EXERCISE BRIEF: Write out the complete material exactly as it stands.

Records from a collection of figures:

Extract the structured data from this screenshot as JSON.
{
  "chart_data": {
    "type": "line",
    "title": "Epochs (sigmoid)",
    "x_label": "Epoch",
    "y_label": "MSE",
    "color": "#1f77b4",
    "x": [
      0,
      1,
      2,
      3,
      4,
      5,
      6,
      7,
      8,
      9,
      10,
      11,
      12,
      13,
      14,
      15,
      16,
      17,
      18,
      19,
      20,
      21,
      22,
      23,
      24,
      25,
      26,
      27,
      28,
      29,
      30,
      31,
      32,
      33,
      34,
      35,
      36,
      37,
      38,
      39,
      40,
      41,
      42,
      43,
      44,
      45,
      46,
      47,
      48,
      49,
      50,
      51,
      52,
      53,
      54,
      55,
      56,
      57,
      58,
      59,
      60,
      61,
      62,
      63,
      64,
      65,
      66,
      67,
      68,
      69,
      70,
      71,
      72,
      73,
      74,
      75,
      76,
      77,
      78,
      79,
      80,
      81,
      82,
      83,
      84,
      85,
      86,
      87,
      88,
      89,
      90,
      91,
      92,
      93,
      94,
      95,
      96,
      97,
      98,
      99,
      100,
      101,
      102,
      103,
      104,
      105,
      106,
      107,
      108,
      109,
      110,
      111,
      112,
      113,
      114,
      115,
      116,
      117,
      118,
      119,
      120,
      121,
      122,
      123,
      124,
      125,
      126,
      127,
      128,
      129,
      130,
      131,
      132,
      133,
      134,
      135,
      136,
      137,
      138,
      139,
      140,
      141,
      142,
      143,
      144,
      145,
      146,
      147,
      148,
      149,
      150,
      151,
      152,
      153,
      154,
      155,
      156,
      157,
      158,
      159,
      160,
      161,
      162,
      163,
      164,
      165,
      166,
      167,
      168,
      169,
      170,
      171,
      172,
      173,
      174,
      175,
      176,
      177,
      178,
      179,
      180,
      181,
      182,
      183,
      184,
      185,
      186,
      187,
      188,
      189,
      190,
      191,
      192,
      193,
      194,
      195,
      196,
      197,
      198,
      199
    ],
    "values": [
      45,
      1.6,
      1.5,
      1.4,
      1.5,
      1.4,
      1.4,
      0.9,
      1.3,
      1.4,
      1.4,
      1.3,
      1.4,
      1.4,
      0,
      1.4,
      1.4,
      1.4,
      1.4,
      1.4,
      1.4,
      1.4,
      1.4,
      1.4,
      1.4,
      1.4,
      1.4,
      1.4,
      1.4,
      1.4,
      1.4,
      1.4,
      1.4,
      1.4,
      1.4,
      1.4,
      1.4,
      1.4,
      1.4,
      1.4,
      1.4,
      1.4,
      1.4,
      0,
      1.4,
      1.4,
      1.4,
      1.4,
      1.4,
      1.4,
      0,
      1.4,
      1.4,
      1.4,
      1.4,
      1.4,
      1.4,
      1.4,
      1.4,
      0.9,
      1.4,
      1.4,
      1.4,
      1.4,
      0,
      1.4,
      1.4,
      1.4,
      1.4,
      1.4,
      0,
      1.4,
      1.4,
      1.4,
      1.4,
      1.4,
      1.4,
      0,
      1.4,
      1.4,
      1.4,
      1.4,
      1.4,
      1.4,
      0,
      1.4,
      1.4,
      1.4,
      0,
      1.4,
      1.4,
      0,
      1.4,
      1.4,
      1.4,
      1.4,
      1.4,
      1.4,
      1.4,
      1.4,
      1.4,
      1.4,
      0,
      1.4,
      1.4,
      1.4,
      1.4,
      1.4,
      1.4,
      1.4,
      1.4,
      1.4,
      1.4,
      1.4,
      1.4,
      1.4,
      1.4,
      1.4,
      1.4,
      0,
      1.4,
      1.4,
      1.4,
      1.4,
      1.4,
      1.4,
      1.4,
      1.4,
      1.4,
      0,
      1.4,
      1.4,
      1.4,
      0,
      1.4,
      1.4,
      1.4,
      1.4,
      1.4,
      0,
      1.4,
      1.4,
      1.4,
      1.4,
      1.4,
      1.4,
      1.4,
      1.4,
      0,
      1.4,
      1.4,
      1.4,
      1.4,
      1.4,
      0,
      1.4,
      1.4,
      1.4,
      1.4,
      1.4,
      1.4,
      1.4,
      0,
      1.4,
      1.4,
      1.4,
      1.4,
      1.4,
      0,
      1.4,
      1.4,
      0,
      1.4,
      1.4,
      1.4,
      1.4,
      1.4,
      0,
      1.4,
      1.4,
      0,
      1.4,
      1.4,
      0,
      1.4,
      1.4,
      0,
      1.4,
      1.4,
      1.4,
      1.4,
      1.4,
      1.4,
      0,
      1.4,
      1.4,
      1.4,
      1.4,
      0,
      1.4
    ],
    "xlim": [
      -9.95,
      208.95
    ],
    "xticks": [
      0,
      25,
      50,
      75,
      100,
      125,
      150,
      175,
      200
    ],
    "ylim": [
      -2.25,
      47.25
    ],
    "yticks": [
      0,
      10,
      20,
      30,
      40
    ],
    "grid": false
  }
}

RESPONSE:
Extract the structured data from this screenshot as JSON.
{
  "chart_data": {
    "type": "line",
    "title": "Epochs (sigmoid)",
    "x_label": "Epoch",
    "y_label": "MSE",
    "color": "#1f77b4",
    "x": [
      0,
      1,
      2,
      3,
      4,
      5,
      6,
      7,
      8,
      9,
      10,
      11,
      12,
      13,
      14,
      15,
      16,
      17,
      18,
      19,
      20,
      21,
      22,
      23,
      24,
      25,
      26,
      27,
      28,
      29,
      30,
      31,
      32,
      33,
      34,
      35,
      36,
      37,
      38,
      39,
      40,
      41,
      42,
      43,
      44,
      45,
      46,
      47,
      48,
      49,
      50,
      51,
      52,
      53,
      54,
      55,
      56,
      57,
      58,
      59,
      60,
      61,
      62,
      63,
      64,
      65,
      66,
      67,
      68,
      69,
      70,
      71,
      72,
      73,
      74,
      75,
      76,
      77,
      78,
      79,
      80,
      81,
      82,
      83,
      84,
      85,
      86,
      87,
      88,
      89,
      90,
      91,
      92,
      93,
      94,
      95,
      96,
      97,
      98,
      99,
      100,
      101,
      102,
      103,
      104,
      105,
      106,
      107,
      108,
      109,
      110,
      111,
      112,
      113,
      114,
      115,
      116,
      117,
      118,
      119,
      120,
      121,
      122,
      123,
      124,
      125,
      126,
      127,
      128,
      129,
      130,
      131,
      132,
      133,
      134,
      135,
      136,
      137,
      138,
      139,
      140,
      141,
      142,
      143,
      144,
      145,
      146,
      147,
      148,
      149,
      150,
      151,
      152,
      153,
      154,
      155,
      156,
      157,
      158,
      159,
      160,
      161,
      162,
      163,
      164,
      165,
      166,
      167,
      168,
      169,
      170,
      171,
      172,
      173,
      174,
      175,
      176,
      177,
      178,
      179,
      180,
      181,
      182,
      183,
      184,
      185,
      186,
      187,
      188,
      189,
      190,
      191,
      192,
      193,
      194,
      195,
      196,
      197,
      198,
      199
    ],
    "values": [
      45,
      1.6,
      1.5,
      1.4,
      1.5,
      1.4,
      1.4,
      0.9,
      1.3,
      1.4,
      1.4,
      1.3,
      1.4,
      1.4,
      0,
      1.4,
      1.4,
      1.4,
      1.4,
      1.4,
      1.4,
      1.4,
      1.4,
      1.4,
      1.4,
      1.4,
      1.4,
      1.4,
      1.4,
      1.4,
      1.4,
      1.4,
      1.4,
      1.4,
      1.4,
      1.4,
      1.4,
      1.4,
      1.4,
      1.4,
      1.4,
      1.4,
      1.4,
      0,
      1.4,
      1.4,
      1.4,
      1.4,
      1.4,
      1.4,
      0,
      1.4,
      1.4,
      1.4,
      1.4,
      1.4,
      1.4,
      1.4,
      1.4,
      0.9,
      1.4,
      1.4,
      1.4,
      1.4,
      0,
      1.4,
      1.4,
      1.4,
      1.4,
      1.4,
      0,
      1.4,
      1.4,
      1.4,
      1.4,
      1.4,
      1.4,
      0,
      1.4,
      1.4,
      1.4,
      1.4,
      1.4,
      1.4,
      0,
      1.4,
      1.4,
      1.4,
      0,
      1.4,
      1.4,
      0,
      1.4,
      1.4,
      1.4,
      1.4,
      1.4,
      1.4,
      1.4,
      1.4,
      1.4,
      1.4,
      0,
      1.4,
      1.4,
      1.4,
      1.4,
      1.4,
      1.4,
      1.4,
      1.4,
      1.4,
      1.4,
      1.4,
      1.4,
      1.4,
      1.4,
      1.4,
      1.4,
      0,
      1.4,
      1.4,
      1.4,
      1.4,
      1.4,
      1.4,
      1.4,
      1.4,
      1.4,
      0,
      1.4,
      1.4,
      1.4,
      0,
      1.4,
      1.4,
      1.4,
      1.4,
      1.4,
      0,
      1.4,
      1.4,
      1.4,
      1.4,
      1.4,
      1.4,
      1.4,
      1.4,
      0,
      1.4,
      1.4,
      1.4,
      1.4,
      1.4,
      0,
      1.4,
      1.4,
      1.4,
      1.4,
      1.4,
      1.4,
      1.4,
      0,
      1.4,
      1.4,
      1.4,
      1.4,
      1.4,
      0,
      1.4,
      1.4,
      0,
      1.4,
      1.4,
      1.4,
      1.4,
      1.4,
      0,
      1.4,
      1.4,
      0,
      1.4,
      1.4,
      0,
      1.4,
      1.4,
      0,
      1.4,
      1.4,
      1.4,
      1.4,
      1.4,
      1.4,
      0,
      1.4,
      1.4,
      1.4,
      1.4,
      0,
      1.4
    ],
    "xlim": [
      -9.95,
      208.95
    ],
    "xticks": [
      0,
      25,
      50,
      75,
      100,
      125,
      150,
      175,
      200
    ],
    "ylim": [
      -2.25,
      47.25
    ],
    "yticks": [
      0,
      10,
      20,
      30,
      40
    ],
    "grid": false
  }
}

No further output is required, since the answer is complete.